'''

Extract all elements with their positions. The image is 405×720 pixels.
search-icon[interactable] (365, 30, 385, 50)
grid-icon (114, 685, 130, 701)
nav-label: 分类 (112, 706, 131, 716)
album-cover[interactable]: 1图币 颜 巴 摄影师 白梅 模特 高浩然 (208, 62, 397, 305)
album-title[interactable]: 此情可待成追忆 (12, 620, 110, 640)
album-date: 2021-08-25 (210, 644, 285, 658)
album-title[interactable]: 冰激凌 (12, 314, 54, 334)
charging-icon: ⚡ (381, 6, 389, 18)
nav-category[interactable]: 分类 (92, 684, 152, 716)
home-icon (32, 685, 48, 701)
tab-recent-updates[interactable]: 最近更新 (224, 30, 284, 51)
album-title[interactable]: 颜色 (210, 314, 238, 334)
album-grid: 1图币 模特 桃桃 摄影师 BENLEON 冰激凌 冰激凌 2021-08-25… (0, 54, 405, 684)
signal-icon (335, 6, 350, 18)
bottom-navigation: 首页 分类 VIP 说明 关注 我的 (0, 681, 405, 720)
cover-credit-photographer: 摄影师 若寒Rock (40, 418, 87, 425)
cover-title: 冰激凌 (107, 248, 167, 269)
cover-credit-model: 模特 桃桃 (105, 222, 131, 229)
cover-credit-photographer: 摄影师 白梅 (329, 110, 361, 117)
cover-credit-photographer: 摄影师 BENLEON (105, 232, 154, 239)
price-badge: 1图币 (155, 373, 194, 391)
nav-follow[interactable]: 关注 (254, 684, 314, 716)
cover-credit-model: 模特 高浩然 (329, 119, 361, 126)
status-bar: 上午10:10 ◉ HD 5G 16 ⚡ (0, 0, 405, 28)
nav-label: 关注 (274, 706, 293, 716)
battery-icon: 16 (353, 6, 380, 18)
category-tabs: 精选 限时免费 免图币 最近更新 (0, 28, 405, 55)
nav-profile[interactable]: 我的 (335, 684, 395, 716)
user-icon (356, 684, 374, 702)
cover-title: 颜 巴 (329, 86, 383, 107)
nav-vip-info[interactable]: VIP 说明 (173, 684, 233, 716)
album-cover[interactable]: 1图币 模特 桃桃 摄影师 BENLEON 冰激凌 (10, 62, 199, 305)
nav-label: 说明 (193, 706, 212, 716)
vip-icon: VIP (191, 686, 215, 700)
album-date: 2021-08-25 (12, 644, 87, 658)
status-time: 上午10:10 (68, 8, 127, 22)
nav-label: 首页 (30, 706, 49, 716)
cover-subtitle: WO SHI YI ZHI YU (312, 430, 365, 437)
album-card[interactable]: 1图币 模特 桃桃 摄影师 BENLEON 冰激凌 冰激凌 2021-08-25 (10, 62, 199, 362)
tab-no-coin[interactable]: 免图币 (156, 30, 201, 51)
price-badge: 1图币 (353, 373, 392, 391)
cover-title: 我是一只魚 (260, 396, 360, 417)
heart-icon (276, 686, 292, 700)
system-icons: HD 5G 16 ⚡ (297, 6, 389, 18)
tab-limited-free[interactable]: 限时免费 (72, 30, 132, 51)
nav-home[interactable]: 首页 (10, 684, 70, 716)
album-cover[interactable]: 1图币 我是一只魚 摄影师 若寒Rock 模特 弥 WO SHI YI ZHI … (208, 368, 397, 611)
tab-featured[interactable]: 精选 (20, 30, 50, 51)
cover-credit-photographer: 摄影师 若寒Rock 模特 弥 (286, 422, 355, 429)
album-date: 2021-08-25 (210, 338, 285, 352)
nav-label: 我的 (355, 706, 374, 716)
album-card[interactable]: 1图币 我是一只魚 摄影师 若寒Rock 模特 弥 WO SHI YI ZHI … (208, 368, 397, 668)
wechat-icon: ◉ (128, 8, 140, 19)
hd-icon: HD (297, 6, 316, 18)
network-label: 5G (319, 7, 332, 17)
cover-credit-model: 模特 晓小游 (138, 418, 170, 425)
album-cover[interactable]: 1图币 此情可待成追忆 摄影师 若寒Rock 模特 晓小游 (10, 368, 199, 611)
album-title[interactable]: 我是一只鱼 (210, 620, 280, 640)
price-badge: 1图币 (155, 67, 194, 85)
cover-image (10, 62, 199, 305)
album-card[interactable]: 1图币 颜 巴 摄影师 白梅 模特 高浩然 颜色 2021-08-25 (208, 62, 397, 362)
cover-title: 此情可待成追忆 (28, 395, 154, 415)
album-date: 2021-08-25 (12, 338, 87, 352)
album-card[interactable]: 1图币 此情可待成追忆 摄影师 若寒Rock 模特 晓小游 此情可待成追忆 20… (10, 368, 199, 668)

'''

▸ **What the task asks**: Please turn every line in the records above into a numbered list, leaving out any blank lines.

▸ **Result below**:
1. Extract all elements with their positions. The image is 405×720 pixels.
2. search-icon[interactable] (365, 30, 385, 50)
3. grid-icon (114, 685, 130, 701)
4. nav-label: 分类 (112, 706, 131, 716)
5. album-cover[interactable]: 1图币 颜 巴 摄影师 白梅 模特 高浩然 (208, 62, 397, 305)
6. album-title[interactable]: 此情可待成追忆 (12, 620, 110, 640)
7. album-date: 2021-08-25 (210, 644, 285, 658)
8. album-title[interactable]: 冰激凌 (12, 314, 54, 334)
9. charging-icon: ⚡ (381, 6, 389, 18)
10. nav-category[interactable]: 分类 (92, 684, 152, 716)
11. home-icon (32, 685, 48, 701)
12. tab-recent-updates[interactable]: 最近更新 (224, 30, 284, 51)
13. album-title[interactable]: 颜色 (210, 314, 238, 334)
14. album-grid: 1图币 模特 桃桃 摄影师 BENLEON 冰激凌 冰激凌 2021-08-25… (0, 54, 405, 684)
15. signal-icon (335, 6, 350, 18)
16. bottom-navigation: 首页 分类 VIP 说明 关注 我的 (0, 681, 405, 720)
17. cover-credit-photographer: 摄影师 若寒Rock (40, 418, 87, 425)
18. cover-title: 冰激凌 (107, 248, 167, 269)
19. cover-credit-model: 模特 桃桃 (105, 222, 131, 229)
20. cover-credit-photographer: 摄影师 白梅 (329, 110, 361, 117)
21. cover-credit-photographer: 摄影师 BENLEON (105, 232, 154, 239)
22. price-badge: 1图币 (155, 373, 194, 391)
23. nav-follow[interactable]: 关注 (254, 684, 314, 716)
24. cover-credit-model: 模特 高浩然 (329, 119, 361, 126)
25. status-bar: 上午10:10 ◉ HD 5G 16 ⚡ (0, 0, 405, 28)
26. nav-label: 关注 (274, 706, 293, 716)
27. battery-icon: 16 (353, 6, 380, 18)
28. category-tabs: 精选 限时免费 免图币 最近更新 (0, 28, 405, 55)
29. nav-profile[interactable]: 我的 (335, 684, 395, 716)
30. user-icon (356, 684, 374, 702)
31. cover-title: 颜 巴 (329, 86, 383, 107)
32. nav-vip-info[interactable]: VIP 说明 (173, 684, 233, 716)
33. album-cover[interactable]: 1图币 模特 桃桃 摄影师 BENLEON 冰激凌 (10, 62, 199, 305)
34. nav-label: 说明 (193, 706, 212, 716)
35. vip-icon: VIP (191, 686, 215, 700)
36. album-date: 2021-08-25 (12, 644, 87, 658)
37. status-time: 上午10:10 (68, 8, 127, 22)
38. nav-label: 首页 (30, 706, 49, 716)
39. cover-subtitle: WO SHI YI ZHI YU (312, 430, 365, 437)
40. album-card[interactable]: 1图币 模特 桃桃 摄影师 BENLEON 冰激凌 冰激凌 2021-08-25 (10, 62, 199, 362)
41. tab-no-coin[interactable]: 免图币 (156, 30, 201, 51)
42. price-badge: 1图币 (353, 373, 392, 391)
43. cover-title: 我是一只魚 (260, 396, 360, 417)
44. heart-icon (276, 686, 292, 700)
45. system-icons: HD 5G 16 ⚡ (297, 6, 389, 18)
46. tab-limited-free[interactable]: 限时免费 (72, 30, 132, 51)
47. nav-home[interactable]: 首页 (10, 684, 70, 716)
48. album-cover[interactable]: 1图币 我是一只魚 摄影师 若寒Rock 模特 弥 WO SHI YI ZHI … (208, 368, 397, 611)
49. tab-featured[interactable]: 精选 (20, 30, 50, 51)
50. cover-credit-photographer: 摄影师 若寒Rock 模特 弥 (286, 422, 355, 429)
51. album-date: 2021-08-25 (210, 338, 285, 352)
52. nav-label: 我的 (355, 706, 374, 716)
53. album-card[interactable]: 1图币 我是一只魚 摄影师 若寒Rock 模特 弥 WO SHI YI ZHI … (208, 368, 397, 668)
54. wechat-icon: ◉ (128, 8, 140, 19)
55. hd-icon: HD (297, 6, 316, 18)
56. network-label: 5G (319, 7, 332, 17)
57. cover-credit-model: 模特 晓小游 (138, 418, 170, 425)
58. album-cover[interactable]: 1图币 此情可待成追忆 摄影师 若寒Rock 模特 晓小游 (10, 368, 199, 611)
59. album-title[interactable]: 我是一只鱼 (210, 620, 280, 640)
60. price-badge: 1图币 (155, 67, 194, 85)
61. cover-image (10, 62, 199, 305)
62. album-card[interactable]: 1图币 颜 巴 摄影师 白梅 模特 高浩然 颜色 2021-08-25 (208, 62, 397, 362)
63. cover-title: 此情可待成追忆 (28, 395, 154, 415)
64. album-date: 2021-08-25 (12, 338, 87, 352)
65. album-card[interactable]: 1图币 此情可待成追忆 摄影师 若寒Rock 模特 晓小游 此情可待成追忆 20… (10, 368, 199, 668)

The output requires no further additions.